== Set problem ==
Give back the records below exactly, every one, with no pictures.

== Dataset records ==
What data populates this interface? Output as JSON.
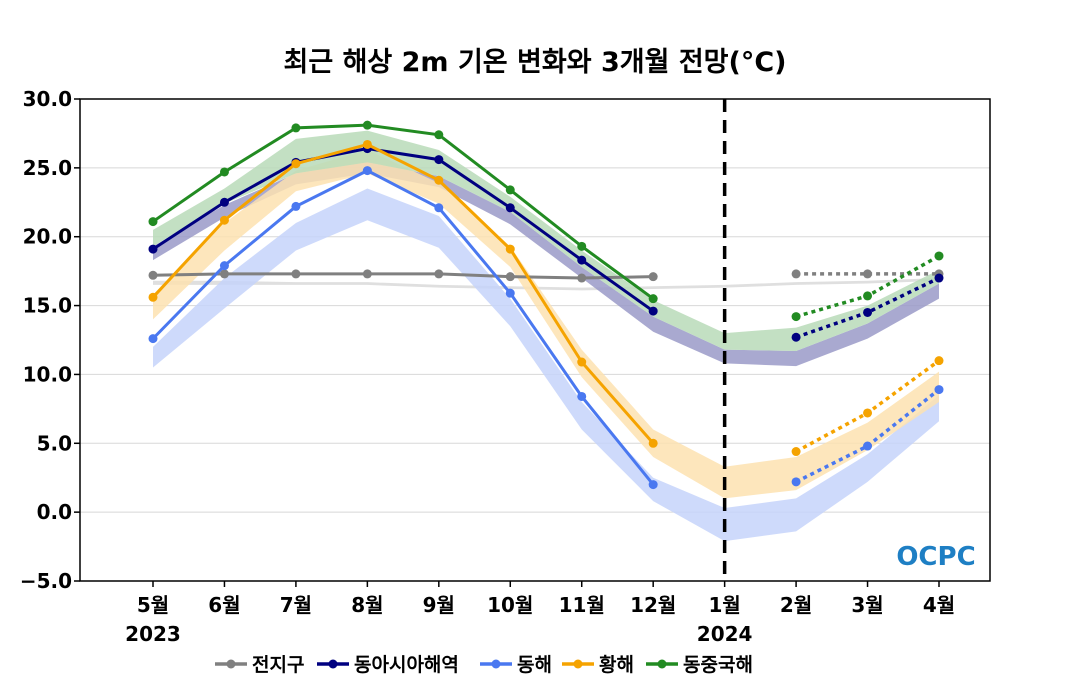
{
  "chart_data": {
    "type": "line",
    "title": "최근 해상 2m 기온 변화와 3개월 전망(°C)",
    "categories": [
      "5월",
      "6월",
      "7월",
      "8월",
      "9월",
      "10월",
      "11월",
      "12월",
      "1월",
      "2월",
      "3월",
      "4월"
    ],
    "year_labels": [
      {
        "category": "5월",
        "label": "2023"
      },
      {
        "category": "1월",
        "label": "2024"
      }
    ],
    "ylim": [
      -5,
      30
    ],
    "yticks": [
      "30.0",
      "25.0",
      "20.0",
      "15.0",
      "10.0",
      "5.0",
      "0.0",
      "−5.0"
    ],
    "ytick_values": [
      30,
      25,
      20,
      15,
      10,
      5,
      0,
      -5
    ],
    "grid": true,
    "divider_category": "1월",
    "legend_placement": "bottom",
    "watermark": "OCPC",
    "series": [
      {
        "name": "전지구",
        "color": "#808080",
        "band_color": "#d9d9d9",
        "observed": [
          17.2,
          17.3,
          17.3,
          17.3,
          17.3,
          17.1,
          17.0,
          17.1,
          null,
          null,
          null,
          null
        ],
        "forecast": [
          null,
          null,
          null,
          null,
          null,
          null,
          null,
          null,
          null,
          17.3,
          17.3,
          17.3
        ],
        "band_low": [
          16.5,
          16.5,
          16.5,
          16.5,
          16.3,
          16.2,
          16.1,
          16.2,
          16.3,
          16.5,
          16.6,
          16.8
        ],
        "band_high": [
          16.8,
          16.8,
          16.7,
          16.7,
          16.5,
          16.4,
          16.3,
          16.4,
          16.5,
          16.7,
          16.8,
          17.0
        ]
      },
      {
        "name": "동아시아해역",
        "color": "#000080",
        "band_color": "#9a9ac8",
        "observed": [
          19.1,
          22.5,
          25.4,
          26.4,
          25.6,
          22.1,
          18.3,
          14.6,
          null,
          null,
          null,
          null
        ],
        "forecast": [
          null,
          null,
          null,
          null,
          null,
          null,
          null,
          null,
          null,
          12.7,
          14.5,
          17.0
        ],
        "band_low": [
          18.3,
          21.4,
          23.8,
          24.6,
          23.6,
          20.9,
          17.0,
          13.1,
          10.8,
          10.6,
          12.6,
          15.5
        ],
        "band_high": [
          19.3,
          22.3,
          24.6,
          25.4,
          24.4,
          21.8,
          17.8,
          14.2,
          11.8,
          11.7,
          13.7,
          16.6
        ]
      },
      {
        "name": "동해",
        "color": "#4a78f0",
        "band_color": "#c6d3fa",
        "observed": [
          12.6,
          17.9,
          22.2,
          24.8,
          22.1,
          15.9,
          8.4,
          2.0,
          null,
          null,
          null,
          null
        ],
        "forecast": [
          null,
          null,
          null,
          null,
          null,
          null,
          null,
          null,
          null,
          2.2,
          4.8,
          8.9
        ],
        "band_low": [
          10.5,
          14.8,
          19.0,
          21.2,
          19.2,
          13.5,
          6.0,
          0.8,
          -2.1,
          -1.4,
          2.2,
          6.6
        ],
        "band_high": [
          12.0,
          17.0,
          21.0,
          23.5,
          21.5,
          15.5,
          8.0,
          2.5,
          0.3,
          1.0,
          4.2,
          8.5
        ]
      },
      {
        "name": "황해",
        "color": "#f5a300",
        "band_color": "#fde2b0",
        "observed": [
          15.6,
          21.2,
          25.3,
          26.7,
          24.1,
          19.1,
          10.9,
          5.0,
          null,
          null,
          null,
          null
        ],
        "forecast": [
          null,
          null,
          null,
          null,
          null,
          null,
          null,
          null,
          null,
          4.4,
          7.2,
          11.0
        ],
        "band_low": [
          14.0,
          19.0,
          23.3,
          24.6,
          22.4,
          17.8,
          9.8,
          4.0,
          1.0,
          1.6,
          4.5,
          8.0
        ],
        "band_high": [
          15.8,
          21.0,
          24.8,
          26.3,
          23.9,
          19.3,
          11.8,
          6.0,
          3.3,
          4.0,
          6.5,
          10.2
        ]
      },
      {
        "name": "동중국해",
        "color": "#228b22",
        "band_color": "#b8dbb8",
        "observed": [
          21.1,
          24.7,
          27.9,
          28.1,
          27.4,
          23.4,
          19.3,
          15.5,
          null,
          null,
          null,
          null
        ],
        "forecast": [
          null,
          null,
          null,
          null,
          null,
          null,
          null,
          null,
          null,
          14.2,
          15.7,
          18.6
        ],
        "band_low": [
          19.3,
          22.4,
          24.6,
          25.4,
          24.4,
          21.8,
          17.8,
          14.2,
          11.8,
          11.7,
          13.7,
          16.6
        ],
        "band_high": [
          20.5,
          23.5,
          27.1,
          27.7,
          26.3,
          22.9,
          19.0,
          15.4,
          13.0,
          13.4,
          15.0,
          17.6
        ]
      }
    ]
  }
}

== Output of the exercise ==
What data populates this interface? Output as JSON.
{
  "chart_data": {
    "type": "line",
    "title": "최근 해상 2m 기온 변화와 3개월 전망(°C)",
    "categories": [
      "5월",
      "6월",
      "7월",
      "8월",
      "9월",
      "10월",
      "11월",
      "12월",
      "1월",
      "2월",
      "3월",
      "4월"
    ],
    "year_labels": [
      {
        "category": "5월",
        "label": "2023"
      },
      {
        "category": "1월",
        "label": "2024"
      }
    ],
    "ylim": [
      -5,
      30
    ],
    "yticks": [
      "30.0",
      "25.0",
      "20.0",
      "15.0",
      "10.0",
      "5.0",
      "0.0",
      "−5.0"
    ],
    "ytick_values": [
      30,
      25,
      20,
      15,
      10,
      5,
      0,
      -5
    ],
    "grid": true,
    "divider_category": "1월",
    "legend_placement": "bottom",
    "watermark": "OCPC",
    "series": [
      {
        "name": "전지구",
        "color": "#808080",
        "band_color": "#d9d9d9",
        "observed": [
          17.2,
          17.3,
          17.3,
          17.3,
          17.3,
          17.1,
          17.0,
          17.1,
          null,
          null,
          null,
          null
        ],
        "forecast": [
          null,
          null,
          null,
          null,
          null,
          null,
          null,
          null,
          null,
          17.3,
          17.3,
          17.3
        ],
        "band_low": [
          16.5,
          16.5,
          16.5,
          16.5,
          16.3,
          16.2,
          16.1,
          16.2,
          16.3,
          16.5,
          16.6,
          16.8
        ],
        "band_high": [
          16.8,
          16.8,
          16.7,
          16.7,
          16.5,
          16.4,
          16.3,
          16.4,
          16.5,
          16.7,
          16.8,
          17.0
        ]
      },
      {
        "name": "동아시아해역",
        "color": "#000080",
        "band_color": "#9a9ac8",
        "observed": [
          19.1,
          22.5,
          25.4,
          26.4,
          25.6,
          22.1,
          18.3,
          14.6,
          null,
          null,
          null,
          null
        ],
        "forecast": [
          null,
          null,
          null,
          null,
          null,
          null,
          null,
          null,
          null,
          12.7,
          14.5,
          17.0
        ],
        "band_low": [
          18.3,
          21.4,
          23.8,
          24.6,
          23.6,
          20.9,
          17.0,
          13.1,
          10.8,
          10.6,
          12.6,
          15.5
        ],
        "band_high": [
          19.3,
          22.3,
          24.6,
          25.4,
          24.4,
          21.8,
          17.8,
          14.2,
          11.8,
          11.7,
          13.7,
          16.6
        ]
      },
      {
        "name": "동해",
        "color": "#4a78f0",
        "band_color": "#c6d3fa",
        "observed": [
          12.6,
          17.9,
          22.2,
          24.8,
          22.1,
          15.9,
          8.4,
          2.0,
          null,
          null,
          null,
          null
        ],
        "forecast": [
          null,
          null,
          null,
          null,
          null,
          null,
          null,
          null,
          null,
          2.2,
          4.8,
          8.9
        ],
        "band_low": [
          10.5,
          14.8,
          19.0,
          21.2,
          19.2,
          13.5,
          6.0,
          0.8,
          -2.1,
          -1.4,
          2.2,
          6.6
        ],
        "band_high": [
          12.0,
          17.0,
          21.0,
          23.5,
          21.5,
          15.5,
          8.0,
          2.5,
          0.3,
          1.0,
          4.2,
          8.5
        ]
      },
      {
        "name": "황해",
        "color": "#f5a300",
        "band_color": "#fde2b0",
        "observed": [
          15.6,
          21.2,
          25.3,
          26.7,
          24.1,
          19.1,
          10.9,
          5.0,
          null,
          null,
          null,
          null
        ],
        "forecast": [
          null,
          null,
          null,
          null,
          null,
          null,
          null,
          null,
          null,
          4.4,
          7.2,
          11.0
        ],
        "band_low": [
          14.0,
          19.0,
          23.3,
          24.6,
          22.4,
          17.8,
          9.8,
          4.0,
          1.0,
          1.6,
          4.5,
          8.0
        ],
        "band_high": [
          15.8,
          21.0,
          24.8,
          26.3,
          23.9,
          19.3,
          11.8,
          6.0,
          3.3,
          4.0,
          6.5,
          10.2
        ]
      },
      {
        "name": "동중국해",
        "color": "#228b22",
        "band_color": "#b8dbb8",
        "observed": [
          21.1,
          24.7,
          27.9,
          28.1,
          27.4,
          23.4,
          19.3,
          15.5,
          null,
          null,
          null,
          null
        ],
        "forecast": [
          null,
          null,
          null,
          null,
          null,
          null,
          null,
          null,
          null,
          14.2,
          15.7,
          18.6
        ],
        "band_low": [
          19.3,
          22.4,
          24.6,
          25.4,
          24.4,
          21.8,
          17.8,
          14.2,
          11.8,
          11.7,
          13.7,
          16.6
        ],
        "band_high": [
          20.5,
          23.5,
          27.1,
          27.7,
          26.3,
          22.9,
          19.0,
          15.4,
          13.0,
          13.4,
          15.0,
          17.6
        ]
      }
    ]
  }
}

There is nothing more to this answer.